(Written exercise) From the listing below, pull out all lines with "Avenue" in them.

** BEGIN Task data **

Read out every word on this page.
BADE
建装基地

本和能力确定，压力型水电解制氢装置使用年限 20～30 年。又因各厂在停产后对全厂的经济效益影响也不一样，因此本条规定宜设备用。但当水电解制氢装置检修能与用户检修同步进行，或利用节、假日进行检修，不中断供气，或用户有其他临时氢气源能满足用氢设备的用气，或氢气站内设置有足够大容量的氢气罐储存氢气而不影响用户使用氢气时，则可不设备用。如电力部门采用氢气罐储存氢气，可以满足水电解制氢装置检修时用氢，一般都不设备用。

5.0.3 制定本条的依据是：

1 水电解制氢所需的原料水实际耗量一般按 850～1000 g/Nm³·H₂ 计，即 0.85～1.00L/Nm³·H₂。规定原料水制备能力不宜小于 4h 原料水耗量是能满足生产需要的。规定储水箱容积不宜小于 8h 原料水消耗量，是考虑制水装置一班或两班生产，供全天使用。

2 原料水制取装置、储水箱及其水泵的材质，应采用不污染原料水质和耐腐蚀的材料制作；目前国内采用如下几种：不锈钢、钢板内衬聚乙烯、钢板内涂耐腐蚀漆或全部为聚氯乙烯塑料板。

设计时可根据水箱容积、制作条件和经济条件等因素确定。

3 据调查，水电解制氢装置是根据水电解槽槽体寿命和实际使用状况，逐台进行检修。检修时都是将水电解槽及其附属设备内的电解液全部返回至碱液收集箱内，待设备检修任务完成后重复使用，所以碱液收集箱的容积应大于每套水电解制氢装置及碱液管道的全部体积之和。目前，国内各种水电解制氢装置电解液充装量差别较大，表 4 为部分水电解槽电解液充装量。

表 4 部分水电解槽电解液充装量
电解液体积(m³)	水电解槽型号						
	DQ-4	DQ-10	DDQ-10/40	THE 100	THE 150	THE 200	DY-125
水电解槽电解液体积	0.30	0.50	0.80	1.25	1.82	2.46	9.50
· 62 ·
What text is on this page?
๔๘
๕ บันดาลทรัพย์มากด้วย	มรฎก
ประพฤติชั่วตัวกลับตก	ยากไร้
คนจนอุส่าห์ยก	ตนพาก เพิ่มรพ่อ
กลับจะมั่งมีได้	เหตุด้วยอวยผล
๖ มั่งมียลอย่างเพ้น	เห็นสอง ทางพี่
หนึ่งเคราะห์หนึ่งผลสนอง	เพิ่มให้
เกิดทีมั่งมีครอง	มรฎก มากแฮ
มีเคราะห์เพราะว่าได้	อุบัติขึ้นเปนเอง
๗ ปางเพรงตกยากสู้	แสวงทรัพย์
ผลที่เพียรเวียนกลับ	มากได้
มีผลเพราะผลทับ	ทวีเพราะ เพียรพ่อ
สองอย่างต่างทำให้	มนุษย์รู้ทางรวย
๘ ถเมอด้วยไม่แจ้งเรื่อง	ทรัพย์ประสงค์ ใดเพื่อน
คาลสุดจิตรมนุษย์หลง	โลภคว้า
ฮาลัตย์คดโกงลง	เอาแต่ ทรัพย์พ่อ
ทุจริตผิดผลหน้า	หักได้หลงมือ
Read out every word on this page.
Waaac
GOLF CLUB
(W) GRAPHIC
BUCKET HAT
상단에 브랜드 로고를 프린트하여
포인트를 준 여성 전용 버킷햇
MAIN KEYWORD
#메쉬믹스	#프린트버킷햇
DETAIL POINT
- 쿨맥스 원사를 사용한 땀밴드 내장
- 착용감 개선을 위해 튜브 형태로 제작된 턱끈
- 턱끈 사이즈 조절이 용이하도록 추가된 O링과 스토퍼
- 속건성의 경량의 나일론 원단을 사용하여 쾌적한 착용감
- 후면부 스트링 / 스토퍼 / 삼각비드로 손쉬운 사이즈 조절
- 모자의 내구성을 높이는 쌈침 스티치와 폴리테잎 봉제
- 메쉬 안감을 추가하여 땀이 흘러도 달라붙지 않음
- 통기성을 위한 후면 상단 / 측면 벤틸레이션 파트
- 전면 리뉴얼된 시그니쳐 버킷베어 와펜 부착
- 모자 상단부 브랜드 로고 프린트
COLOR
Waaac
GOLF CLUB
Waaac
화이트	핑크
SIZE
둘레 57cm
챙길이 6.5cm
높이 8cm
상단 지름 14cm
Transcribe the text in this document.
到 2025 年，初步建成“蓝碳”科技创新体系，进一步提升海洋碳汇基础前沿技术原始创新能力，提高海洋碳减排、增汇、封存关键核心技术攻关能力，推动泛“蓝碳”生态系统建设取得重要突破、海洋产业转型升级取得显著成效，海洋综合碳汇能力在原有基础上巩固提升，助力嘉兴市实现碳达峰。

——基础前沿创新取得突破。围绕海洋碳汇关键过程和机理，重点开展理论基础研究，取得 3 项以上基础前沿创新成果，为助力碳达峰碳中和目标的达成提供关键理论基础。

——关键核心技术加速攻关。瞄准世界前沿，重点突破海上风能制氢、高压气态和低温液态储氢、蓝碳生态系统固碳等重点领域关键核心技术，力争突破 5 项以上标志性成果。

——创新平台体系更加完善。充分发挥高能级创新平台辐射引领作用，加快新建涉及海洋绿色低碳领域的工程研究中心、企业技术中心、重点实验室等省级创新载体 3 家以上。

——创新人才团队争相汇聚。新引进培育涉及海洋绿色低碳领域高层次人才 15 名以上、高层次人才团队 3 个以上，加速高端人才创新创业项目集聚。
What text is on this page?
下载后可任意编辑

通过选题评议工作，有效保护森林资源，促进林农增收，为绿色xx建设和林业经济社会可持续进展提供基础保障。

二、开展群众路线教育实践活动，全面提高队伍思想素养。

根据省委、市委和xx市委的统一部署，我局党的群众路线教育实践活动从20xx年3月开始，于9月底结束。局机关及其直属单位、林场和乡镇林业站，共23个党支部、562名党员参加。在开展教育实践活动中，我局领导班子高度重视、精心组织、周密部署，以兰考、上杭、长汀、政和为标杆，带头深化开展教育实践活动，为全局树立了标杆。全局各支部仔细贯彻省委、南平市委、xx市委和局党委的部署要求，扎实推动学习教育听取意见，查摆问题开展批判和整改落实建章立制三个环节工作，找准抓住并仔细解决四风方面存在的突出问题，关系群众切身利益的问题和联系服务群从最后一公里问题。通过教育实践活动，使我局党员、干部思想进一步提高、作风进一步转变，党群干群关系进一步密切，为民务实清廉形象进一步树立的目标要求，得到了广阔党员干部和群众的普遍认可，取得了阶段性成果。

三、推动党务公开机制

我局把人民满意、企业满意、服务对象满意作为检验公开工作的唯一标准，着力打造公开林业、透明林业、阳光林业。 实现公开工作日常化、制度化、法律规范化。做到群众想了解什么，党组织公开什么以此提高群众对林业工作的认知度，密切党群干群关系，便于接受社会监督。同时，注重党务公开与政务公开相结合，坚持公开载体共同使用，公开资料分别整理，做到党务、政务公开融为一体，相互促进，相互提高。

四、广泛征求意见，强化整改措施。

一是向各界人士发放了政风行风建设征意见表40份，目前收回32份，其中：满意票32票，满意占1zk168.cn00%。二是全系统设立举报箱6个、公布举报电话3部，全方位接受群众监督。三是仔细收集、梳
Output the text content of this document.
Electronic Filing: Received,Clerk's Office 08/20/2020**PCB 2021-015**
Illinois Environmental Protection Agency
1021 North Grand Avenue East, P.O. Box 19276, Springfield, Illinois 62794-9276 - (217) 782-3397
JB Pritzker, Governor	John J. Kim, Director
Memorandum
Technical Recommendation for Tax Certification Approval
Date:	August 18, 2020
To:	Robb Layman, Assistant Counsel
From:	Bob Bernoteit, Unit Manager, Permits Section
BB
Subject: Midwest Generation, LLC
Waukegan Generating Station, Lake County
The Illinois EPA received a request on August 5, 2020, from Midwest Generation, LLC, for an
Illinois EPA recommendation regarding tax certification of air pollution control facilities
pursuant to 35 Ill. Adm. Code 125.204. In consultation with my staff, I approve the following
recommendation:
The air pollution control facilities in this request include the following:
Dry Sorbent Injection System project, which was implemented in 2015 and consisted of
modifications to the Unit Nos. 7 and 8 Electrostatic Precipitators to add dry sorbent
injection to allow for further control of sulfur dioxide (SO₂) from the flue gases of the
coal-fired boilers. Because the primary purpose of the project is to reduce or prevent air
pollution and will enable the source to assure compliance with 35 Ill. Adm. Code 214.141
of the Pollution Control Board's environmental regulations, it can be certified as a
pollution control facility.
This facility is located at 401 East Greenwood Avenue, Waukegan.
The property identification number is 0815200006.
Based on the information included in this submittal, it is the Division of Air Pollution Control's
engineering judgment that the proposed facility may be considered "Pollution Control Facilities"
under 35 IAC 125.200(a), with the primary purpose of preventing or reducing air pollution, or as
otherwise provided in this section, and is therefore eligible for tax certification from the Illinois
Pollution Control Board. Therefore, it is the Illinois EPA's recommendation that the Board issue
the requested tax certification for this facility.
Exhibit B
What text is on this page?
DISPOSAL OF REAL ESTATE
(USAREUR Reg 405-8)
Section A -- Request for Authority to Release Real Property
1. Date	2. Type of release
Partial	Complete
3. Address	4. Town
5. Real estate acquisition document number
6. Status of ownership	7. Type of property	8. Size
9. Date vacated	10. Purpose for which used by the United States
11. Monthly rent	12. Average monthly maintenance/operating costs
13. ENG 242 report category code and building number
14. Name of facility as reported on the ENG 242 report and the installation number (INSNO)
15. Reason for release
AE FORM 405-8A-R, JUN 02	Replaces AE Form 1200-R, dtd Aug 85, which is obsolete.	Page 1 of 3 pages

** END Task data **

(Answer to the task)
1021 North Grand Avenue East, P.O. Box 19276, Springfield, Illinois 62794-9276 - (217) 782-3397
This facility is located at 401 East Greenwood Avenue, Waukegan.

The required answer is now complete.